[Stored data entries]
»»

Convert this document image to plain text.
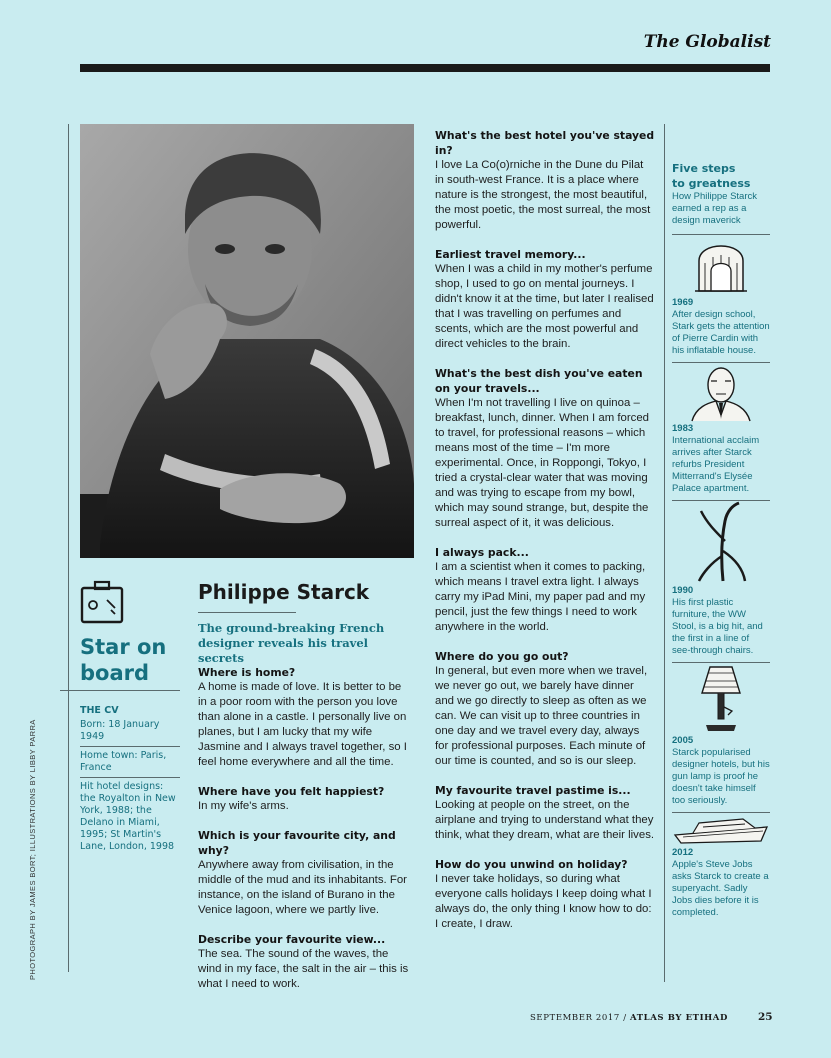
The Globalist
PHOTOGRAPH BY JAMES BORT; ILLUSTRATIONS BY LIBBY PARRA
Star on
board
THE CV
Born: 18 January 1949
Home town: Paris, France
Hit hotel designs: the Royalton in New York, 1988; the Delano in Miami, 1995; St Martin's Lane, London, 1998
Philippe Starck
The ground-breaking French designer reveals his travel secrets
Where is home?
A home is made of love. It is better to be in a poor room with the person you love than alone in a castle. I personally live on planes, but I am lucky that my wife Jasmine and I always travel together, so I feel home everywhere and all the time.
Where have you felt happiest?
In my wife's arms.
Which is your favourite city, and why?
Anywhere away from civilisation, in the middle of the mud and its inhabitants. For instance, on the island of Burano in the Venice lagoon, where we partly live.
Describe your favourite view...
The sea. The sound of the waves, the wind in my face, the salt in the air – this is what I need to work.
What's the best hotel you've stayed in?
I love La Co(o)rniche in the Dune du Pilat in south-west France. It is a place where nature is the strongest, the most beautiful, the most poetic, the most surreal, the most powerful.
Earliest travel memory...
When I was a child in my mother's perfume shop, I used to go on mental journeys. I didn't know it at the time, but later I realised that I was travelling on perfumes and scents, which are the most powerful and direct vehicles to the brain.
What's the best dish you've eaten on your travels...
When I'm not travelling I live on quinoa – breakfast, lunch, dinner. When I am forced to travel, for professional reasons – which means most of the time – I'm more experimental. Once, in Roppongi, Tokyo, I tried a crystal-clear water that was moving and was trying to escape from my bowl, which may sound strange, but, despite the surreal aspect of it, it was delicious.
I always pack...
I am a scientist when it comes to packing, which means I travel extra light. I always carry my iPad Mini, my paper pad and my pencil, just the few things I need to work anywhere in the world.
Where do you go out?
In general, but even more when we travel, we never go out, we barely have dinner and we go directly to sleep as often as we can. We can visit up to three countries in one day and we travel every day, always for professional purposes. Each minute of our time is counted, and so is our sleep.
My favourite travel pastime is...
Looking at people on the street, on the airplane and trying to understand what they think, what they dream, what are their lives.
How do you unwind on holiday?
I never take holidays, so during what everyone calls holidays I keep doing what I always do, the only thing I know how to do: I create, I draw.
Five steps
to greatness
How Philippe Starck earned a rep as a design maverick
1969
After design school, Stark gets the attention of Pierre Cardin with his inflatable house.
1983
International acclaim arrives after Starck refurbs President Mitterrand's Elysée Palace apartment.
1990
His first plastic furniture, the WW Stool, is a big hit, and the first in a line of see-through chairs.
2005
Starck popularised designer hotels, but his gun lamp is proof he doesn't take himself too seriously.
2012
Apple's Steve Jobs asks Starck to create a superyacht. Sadly Jobs dies before it is completed.
SEPTEMBER 2017 / ATLAS BY ETIHAD	25
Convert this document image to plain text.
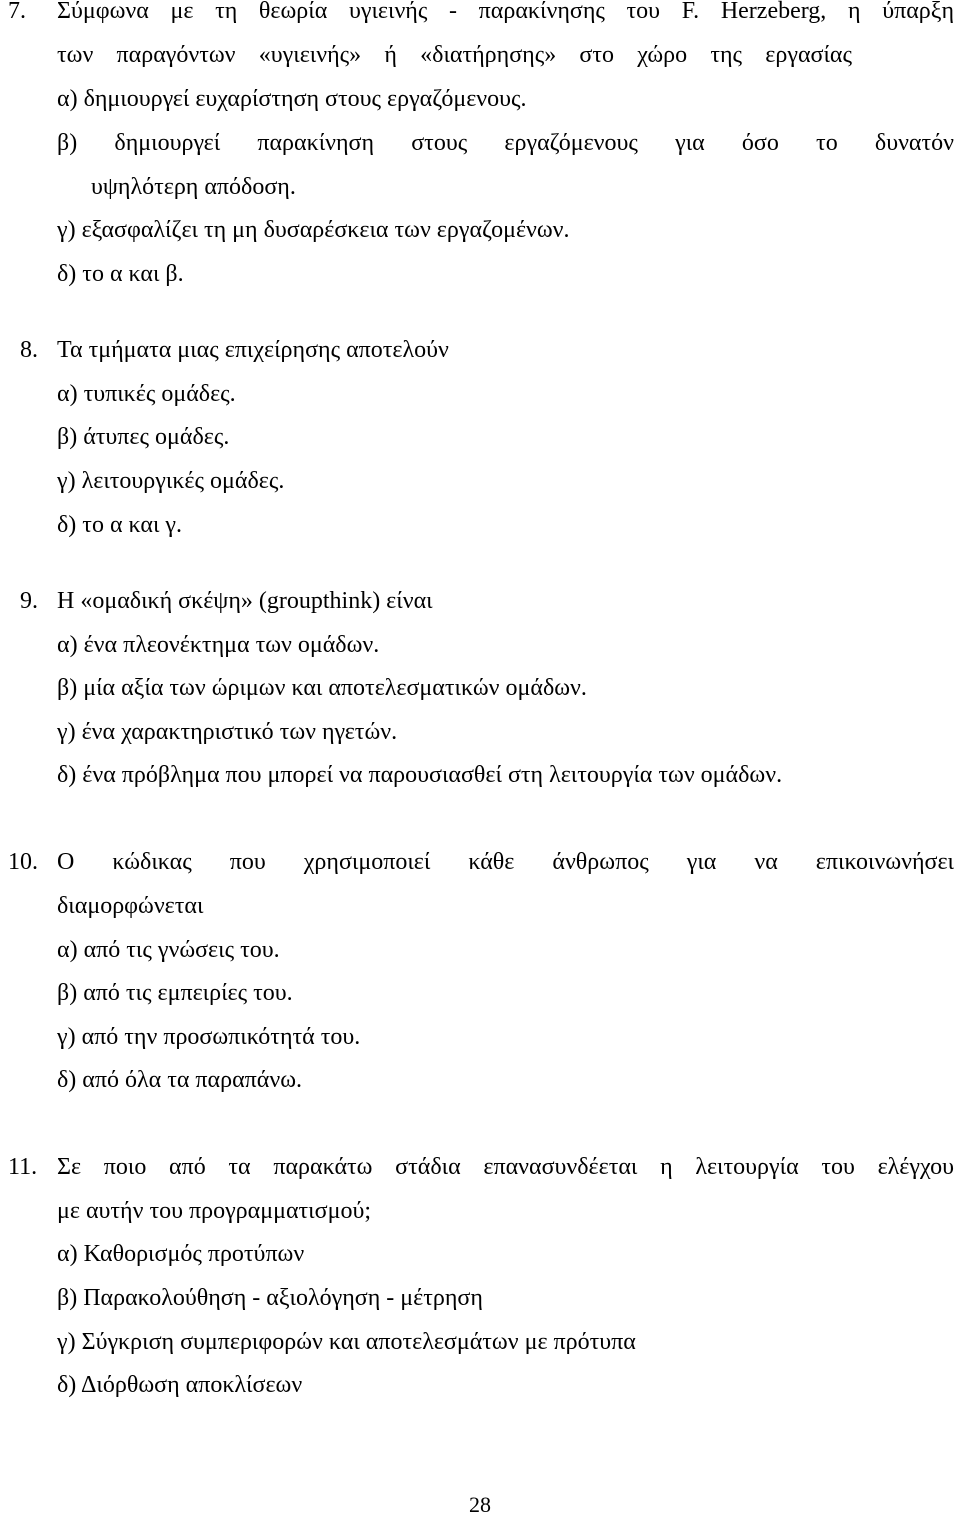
7. Σύμφωνα με τη θεωρία υγιεινής - παρακίνησης του F. Herzeberg, η ύπαρξη
των παραγόντων «υγιεινής» ή «διατήρησης» στο χώρο της εργασίας
α) δημιουργεί ευχαρίστηση στους εργαζόμενους.
β) δημιουργεί παρακίνηση στους εργαζόμενους για όσο το δυνατόν
υψηλότερη απόδοση.
γ) εξασφαλίζει τη μη δυσαρέσκεια των εργαζομένων.
δ) το α και β.
8. Τα τμήματα μιας επιχείρησης αποτελούν
α) τυπικές ομάδες.
β) άτυπες ομάδες.
γ) λειτουργικές ομάδες.
δ) το α και γ.
9. Η «ομαδική σκέψη» (groupthink) είναι
α) ένα πλεονέκτημα των ομάδων.
β) μία αξία των ώριμων και αποτελεσματικών ομάδων.
γ) ένα χαρακτηριστικό των ηγετών.
δ) ένα πρόβλημα που μπορεί να παρουσιασθεί στη λειτουργία των ομάδων.
10. Ο κώδικας που χρησιμοποιεί κάθε άνθρωπος για να επικοινωνήσει
διαμορφώνεται
α) από τις γνώσεις του.
β) από τις εμπειρίες του.
γ) από την προσωπικότητά του.
δ) από όλα τα παραπάνω.
11. Σε ποιο από τα παρακάτω στάδια επανασυνδέεται η λειτουργία του ελέγχου
με αυτήν του προγραμματισμού;
α) Καθορισμός προτύπων
β) Παρακολούθηση - αξιολόγηση - μέτρηση
γ) Σύγκριση συμπεριφορών και αποτελεσμάτων με πρότυπα
δ) Διόρθωση αποκλίσεων
28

««

Please write out all of the material above without changing a word, and omit any pictures.

RESPONSE BELOW =
Convert this document image to plain text.
The Globalist
PHOTOGRAPH BY JAMES BORT; ILLUSTRATIONS BY LIBBY PARRA
Star on
board
THE CV
Born: 18 January 1949
Home town: Paris, France
Hit hotel designs: the Royalton in New York, 1988; the Delano in Miami, 1995; St Martin's Lane, London, 1998
Philippe Starck
The ground-breaking French designer reveals his travel secrets
Where is home?
A home is made of love. It is better to be in a poor room with the person you love than alone in a castle. I personally live on planes, but I am lucky that my wife Jasmine and I always travel together, so I feel home everywhere and all the time.
Where have you felt happiest?
In my wife's arms.
Which is your favourite city, and why?
Anywhere away from civilisation, in the middle of the mud and its inhabitants. For instance, on the island of Burano in the Venice lagoon, where we partly live.
Describe your favourite view...
The sea. The sound of the waves, the wind in my face, the salt in the air – this is what I need to work.
What's the best hotel you've stayed in?
I love La Co(o)rniche in the Dune du Pilat in south-west France. It is a place where nature is the strongest, the most beautiful, the most poetic, the most surreal, the most powerful.
Earliest travel memory...
When I was a child in my mother's perfume shop, I used to go on mental journeys. I didn't know it at the time, but later I realised that I was travelling on perfumes and scents, which are the most powerful and direct vehicles to the brain.
What's the best dish you've eaten on your travels...
When I'm not travelling I live on quinoa – breakfast, lunch, dinner. When I am forced to travel, for professional reasons – which means most of the time – I'm more experimental. Once, in Roppongi, Tokyo, I tried a crystal-clear water that was moving and was trying to escape from my bowl, which may sound strange, but, despite the surreal aspect of it, it was delicious.
I always pack...
I am a scientist when it comes to packing, which means I travel extra light. I always carry my iPad Mini, my paper pad and my pencil, just the few things I need to work anywhere in the world.
Where do you go out?
In general, but even more when we travel, we never go out, we barely have dinner and we go directly to sleep as often as we can. We can visit up to three countries in one day and we travel every day, always for professional purposes. Each minute of our time is counted, and so is our sleep.
My favourite travel pastime is...
Looking at people on the street, on the airplane and trying to understand what they think, what they dream, what are their lives.
How do you unwind on holiday?
I never take holidays, so during what everyone calls holidays I keep doing what I always do, the only thing I know how to do: I create, I draw.
Five steps
to greatness
How Philippe Starck earned a rep as a design maverick
1969
After design school, Stark gets the attention of Pierre Cardin with his inflatable house.
1983
International acclaim arrives after Starck refurbs President Mitterrand's Elysée Palace apartment.
1990
His first plastic furniture, the WW Stool, is a big hit, and the first in a line of see-through chairs.
2005
Starck popularised designer hotels, but his gun lamp is proof he doesn't take himself too seriously.
2012
Apple's Steve Jobs asks Starck to create a superyacht. Sadly Jobs dies before it is completed.
SEPTEMBER 2017 / ATLAS BY ETIHAD	25
Convert this document image to plain text.
7. Σύμφωνα με τη θεωρία υγιεινής - παρακίνησης του F. Herzeberg, η ύπαρξη
των παραγόντων «υγιεινής» ή «διατήρησης» στο χώρο της εργασίας
α) δημιουργεί ευχαρίστηση στους εργαζόμενους.
β) δημιουργεί παρακίνηση στους εργαζόμενους για όσο το δυνατόν
υψηλότερη απόδοση.
γ) εξασφαλίζει τη μη δυσαρέσκεια των εργαζομένων.
δ) το α και β.
8. Τα τμήματα μιας επιχείρησης αποτελούν
α) τυπικές ομάδες.
β) άτυπες ομάδες.
γ) λειτουργικές ομάδες.
δ) το α και γ.
9. Η «ομαδική σκέψη» (groupthink) είναι
α) ένα πλεονέκτημα των ομάδων.
β) μία αξία των ώριμων και αποτελεσματικών ομάδων.
γ) ένα χαρακτηριστικό των ηγετών.
δ) ένα πρόβλημα που μπορεί να παρουσιασθεί στη λειτουργία των ομάδων.
10. Ο κώδικας που χρησιμοποιεί κάθε άνθρωπος για να επικοινωνήσει
διαμορφώνεται
α) από τις γνώσεις του.
β) από τις εμπειρίες του.
γ) από την προσωπικότητά του.
δ) από όλα τα παραπάνω.
11. Σε ποιο από τα παρακάτω στάδια επανασυνδέεται η λειτουργία του ελέγχου
με αυτήν του προγραμματισμού;
α) Καθορισμός προτύπων
β) Παρακολούθηση - αξιολόγηση - μέτρηση
γ) Σύγκριση συμπεριφορών και αποτελεσμάτων με πρότυπα
δ) Διόρθωση αποκλίσεων
28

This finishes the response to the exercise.